Belge Bölümü
Oğlu polis kurşunuyla ölen annenin isyanı yürek yaktı
Samsun'da fındık bahçesinde çalışırken, polis memurunun silahından çıkan kurşunla hayatını kaybeden 17 yaşındaki Doğan Can'ın annesi isyan etti.
Samsun'un Terme ilçesinde bahçede fındık toplarken maganda kurşunuyla yaşamını yitiren Doğan Can Yılmaz'ın (17) Antalya'nın Manavgat ilçesinde yaşayan annesi Zehra Yılmaz, "Benim yavrum, gözümün önünde sırtından vuruldu. Ben silaha karşıyım, ona çocukken oyuncak tabanca bile almamıştım" diyerek, gözyaşı döktü.
Terme ilçesi Akçagün Mahallesi'nde geçen yıl ağustos ayında akrabalarının yanında annesi, kız kardeşleriyle fındık toplayan açık lise öğrencisi Doğan Can Yılmaz, sırtına isabet eden kurşunla yaşamını yitirdi. Soruşturma sonucunda atışın, karşı tarafta bulunan fındık bahçesinden yapıldığı belirlendi. Jandarmanın yaptığı incelemede atış için kullanılan hedef tahtasının yakıldığı, boş mermi kovanlarının ise tuvalete atıldığı belirlendi. Jandarma, tuvalet deliğinden boş kovanların bazılarını çıkararak olayla ilgili dosyaya koydu.

(Kaynak kayıtları)
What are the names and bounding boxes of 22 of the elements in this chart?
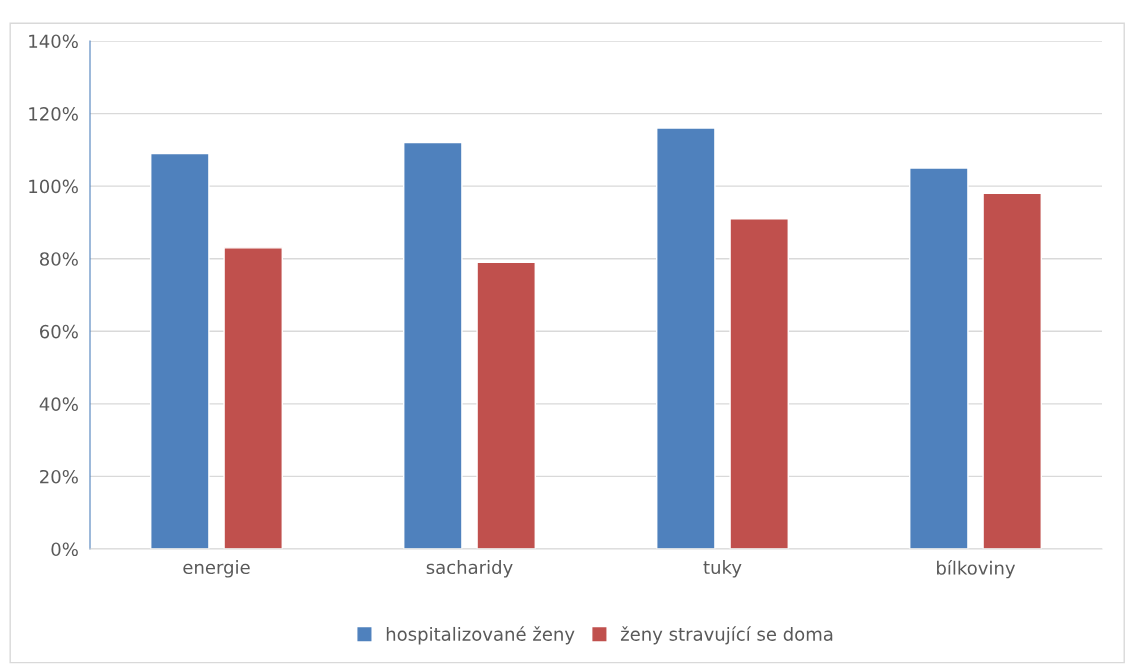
- y-tick-label: 120%: [29, 107, 78, 121]
- bar: [656, 127, 716, 549]
- bar: [982, 192, 1042, 549]
- y-tick-label: 80%: [39, 252, 78, 266]
- bar: [729, 218, 789, 549]
- bar: [909, 167, 969, 549]
- y-tick-label: 140%: [29, 34, 78, 49]
- x-tick-label: bílkoviny: [937, 560, 1016, 579]
- bar: [403, 141, 463, 549]
- bar: [150, 152, 210, 549]
- legend-label: ženy stravující se doma: [620, 626, 833, 645]
- y-tick-label: 100%: [29, 179, 78, 194]
- legend-label: hospitalizované ženy: [386, 626, 575, 645]
- y-tick-label: 40%: [39, 397, 78, 411]
- y-tick-label: 20%: [40, 469, 78, 484]
- y-tick-label: 0%: [51, 542, 78, 557]
- x-tick-label: energie: [183, 560, 250, 578]
- x-tick-label: sacharidy: [426, 560, 513, 578]
- bar: [223, 247, 283, 549]
- x-tick-label: tuky: [703, 560, 742, 578]
- bar: [476, 261, 536, 549]
- y-tick-label: 60%: [40, 324, 78, 339]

Görev Listesi
a: Doğan Can Yılmaz haberine göre jandarmanın boş mermi kovanlarının bazılarını nereden çıkardığını yazın.
b: Doğan Can Yılmaz'ın ölümüyle ilgili haberi son cümlesinden sonra devam ettirin.

Görev Cevapları
a: Tuvalet deliğinden.

b:
2 ŞÜPHELİ TUTUKLANDI
Yapılan soruşturma sonucunda jandarma tarafından gözaltına alınan şüphelilerden polis memuru Celaleddin Günay (35) ve Doğan Karaca (38) tutuklandı. Jandarma Kriminal Dairesi'nden gelen raporda Doğan Can Yılmaz'ın ölümüne Celaleddin Günay'ın el konulan tabancasından çıkan merminin neden olduğu tespit edildi.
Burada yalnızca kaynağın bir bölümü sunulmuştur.